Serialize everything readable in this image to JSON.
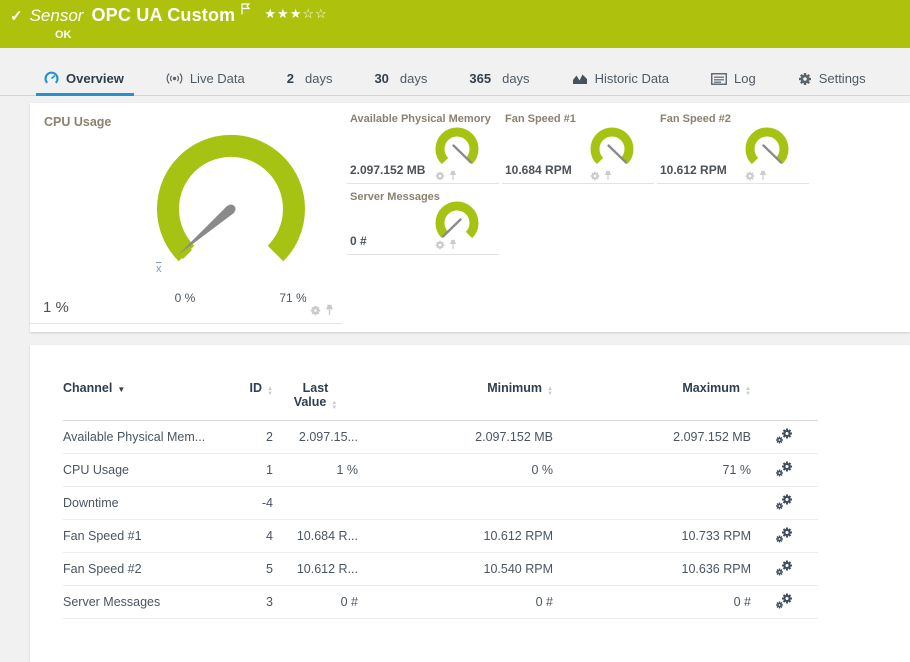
{
  "header": {
    "status_check_icon": "✓",
    "object_type": "Sensor",
    "title": "OPC UA Custom",
    "status": "OK",
    "rating": {
      "filled_str": "★★★",
      "empty_str": "☆☆",
      "filled": 3,
      "total": 5
    }
  },
  "tabs": [
    {
      "label": "Overview",
      "active": true
    },
    {
      "label": "Live Data"
    },
    {
      "num": "2",
      "unit": "days"
    },
    {
      "num": "30",
      "unit": "days"
    },
    {
      "num": "365",
      "unit": "days"
    },
    {
      "label": "Historic Data"
    },
    {
      "label": "Log"
    },
    {
      "label": "Settings"
    }
  ],
  "gauges": {
    "cpu": {
      "title": "CPU Usage",
      "value": "1 %",
      "scale_min": "0 %",
      "scale_max": "71 %",
      "avg_marker": "x",
      "value_num": 1,
      "min_num": 0,
      "max_num": 71
    },
    "tiles": [
      {
        "title": "Available Physical Memory",
        "value": "2.097.152 MB",
        "needle": "high"
      },
      {
        "title": "Fan Speed #1",
        "value": "10.684 RPM",
        "needle": "high"
      },
      {
        "title": "Fan Speed #2",
        "value": "10.612 RPM",
        "needle": "high"
      },
      {
        "title": "Server Messages",
        "value": "0 #",
        "needle": "low"
      }
    ]
  },
  "table": {
    "columns": {
      "channel": "Channel",
      "id": "ID",
      "last": "Last Value",
      "min": "Minimum",
      "max": "Maximum"
    },
    "rows": [
      {
        "channel": "Available Physical Mem...",
        "id": "2",
        "last": "2.097.15...",
        "min": "2.097.152 MB",
        "max": "2.097.152 MB"
      },
      {
        "channel": "CPU Usage",
        "id": "1",
        "last": "1 %",
        "min": "0 %",
        "max": "71 %"
      },
      {
        "channel": "Downtime",
        "id": "-4",
        "last": "",
        "min": "",
        "max": ""
      },
      {
        "channel": "Fan Speed #1",
        "id": "4",
        "last": "10.684 R...",
        "min": "10.612 RPM",
        "max": "10.733 RPM"
      },
      {
        "channel": "Fan Speed #2",
        "id": "5",
        "last": "10.612 R...",
        "min": "10.540 RPM",
        "max": "10.636 RPM"
      },
      {
        "channel": "Server Messages",
        "id": "3",
        "last": "0 #",
        "min": "0 #",
        "max": "0 #"
      }
    ]
  },
  "icons": {
    "sort_up": "▲",
    "sort_down": "▼",
    "sort_desc": "▼"
  },
  "colors": {
    "brand_green": "#aec10d",
    "gauge_green": "#a6c313",
    "needle_gray": "#8a8a8a",
    "accent_blue": "#2592cf",
    "text_dark": "#4a5562",
    "tile_title": "#8b8171"
  }
}
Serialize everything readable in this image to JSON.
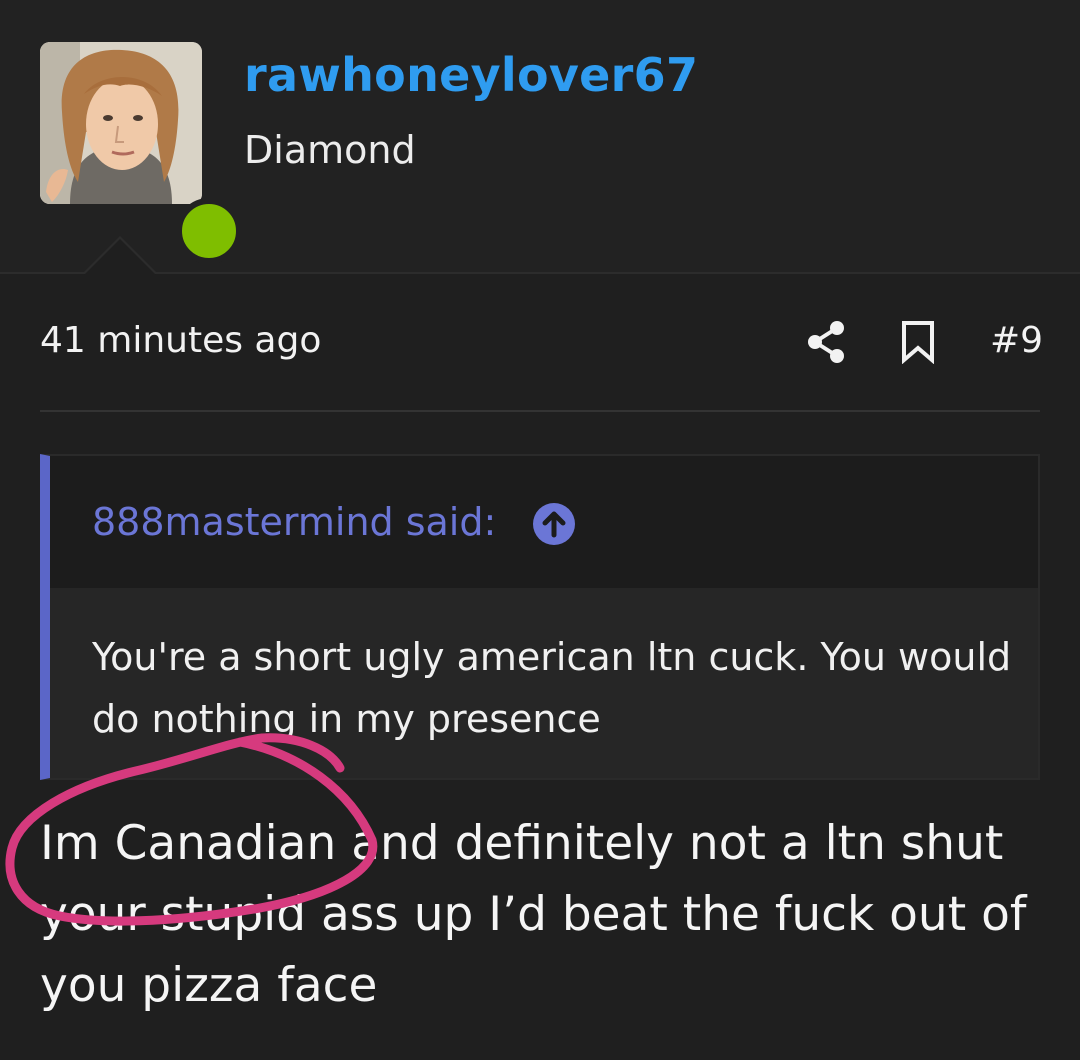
{
  "post": {
    "author": {
      "username": "rawhoneylover67",
      "rank": "Diamond",
      "online": true
    },
    "timestamp": "41 minutes ago",
    "post_number": "#9",
    "actions": {
      "share_icon": "share-icon",
      "bookmark_icon": "bookmark-icon"
    },
    "quote": {
      "author_line": "888mastermind said:",
      "arrow_icon": "arrow-up-circle-icon",
      "text": "You're a short ugly american ltn cuck. You would do nothing in my presence"
    },
    "reply": "Im Canadian and definitely not a ltn shut your stupid ass up I’d beat the fuck out of you pizza face"
  },
  "colors": {
    "background": "#1f1f1f",
    "username": "#2f9cf0",
    "quote_accent": "#5b66c8",
    "online": "#7fbe00",
    "annotation": "#d63a7e"
  }
}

----

Task statement ▸ Transcribe all of the records above character for character. Exclude the pictures.

Task solution ▸
Serialize everything readable in this image to JSON.
{
  "header": {
    "status_check_icon": "✓",
    "object_type": "Sensor",
    "title": "OPC UA Custom",
    "status": "OK",
    "rating": {
      "filled_str": "★★★",
      "empty_str": "☆☆",
      "filled": 3,
      "total": 5
    }
  },
  "tabs": [
    {
      "label": "Overview",
      "active": true
    },
    {
      "label": "Live Data"
    },
    {
      "num": "2",
      "unit": "days"
    },
    {
      "num": "30",
      "unit": "days"
    },
    {
      "num": "365",
      "unit": "days"
    },
    {
      "label": "Historic Data"
    },
    {
      "label": "Log"
    },
    {
      "label": "Settings"
    }
  ],
  "gauges": {
    "cpu": {
      "title": "CPU Usage",
      "value": "1 %",
      "scale_min": "0 %",
      "scale_max": "71 %",
      "avg_marker": "x",
      "value_num": 1,
      "min_num": 0,
      "max_num": 71
    },
    "tiles": [
      {
        "title": "Available Physical Memory",
        "value": "2.097.152 MB",
        "needle": "high"
      },
      {
        "title": "Fan Speed #1",
        "value": "10.684 RPM",
        "needle": "high"
      },
      {
        "title": "Fan Speed #2",
        "value": "10.612 RPM",
        "needle": "high"
      },
      {
        "title": "Server Messages",
        "value": "0 #",
        "needle": "low"
      }
    ]
  },
  "table": {
    "columns": {
      "channel": "Channel",
      "id": "ID",
      "last": "Last Value",
      "min": "Minimum",
      "max": "Maximum"
    },
    "rows": [
      {
        "channel": "Available Physical Mem...",
        "id": "2",
        "last": "2.097.15...",
        "min": "2.097.152 MB",
        "max": "2.097.152 MB"
      },
      {
        "channel": "CPU Usage",
        "id": "1",
        "last": "1 %",
        "min": "0 %",
        "max": "71 %"
      },
      {
        "channel": "Downtime",
        "id": "-4",
        "last": "",
        "min": "",
        "max": ""
      },
      {
        "channel": "Fan Speed #1",
        "id": "4",
        "last": "10.684 R...",
        "min": "10.612 RPM",
        "max": "10.733 RPM"
      },
      {
        "channel": "Fan Speed #2",
        "id": "5",
        "last": "10.612 R...",
        "min": "10.540 RPM",
        "max": "10.636 RPM"
      },
      {
        "channel": "Server Messages",
        "id": "3",
        "last": "0 #",
        "min": "0 #",
        "max": "0 #"
      }
    ]
  },
  "icons": {
    "sort_up": "▲",
    "sort_down": "▼",
    "sort_desc": "▼"
  },
  "colors": {
    "brand_green": "#aec10d",
    "gauge_green": "#a6c313",
    "needle_gray": "#8a8a8a",
    "accent_blue": "#2592cf",
    "text_dark": "#4a5562",
    "tile_title": "#8b8171"
  }
}
Serialize everything readable in this image to JSON.
{
  "post": {
    "author": {
      "username": "rawhoneylover67",
      "rank": "Diamond",
      "online": true
    },
    "timestamp": "41 minutes ago",
    "post_number": "#9",
    "actions": {
      "share_icon": "share-icon",
      "bookmark_icon": "bookmark-icon"
    },
    "quote": {
      "author_line": "888mastermind said:",
      "arrow_icon": "arrow-up-circle-icon",
      "text": "You're a short ugly american ltn cuck. You would do nothing in my presence"
    },
    "reply": "Im Canadian and definitely not a ltn shut your stupid ass up I’d beat the fuck out of you pizza face"
  },
  "colors": {
    "background": "#1f1f1f",
    "username": "#2f9cf0",
    "quote_accent": "#5b66c8",
    "online": "#7fbe00",
    "annotation": "#d63a7e"
  }
}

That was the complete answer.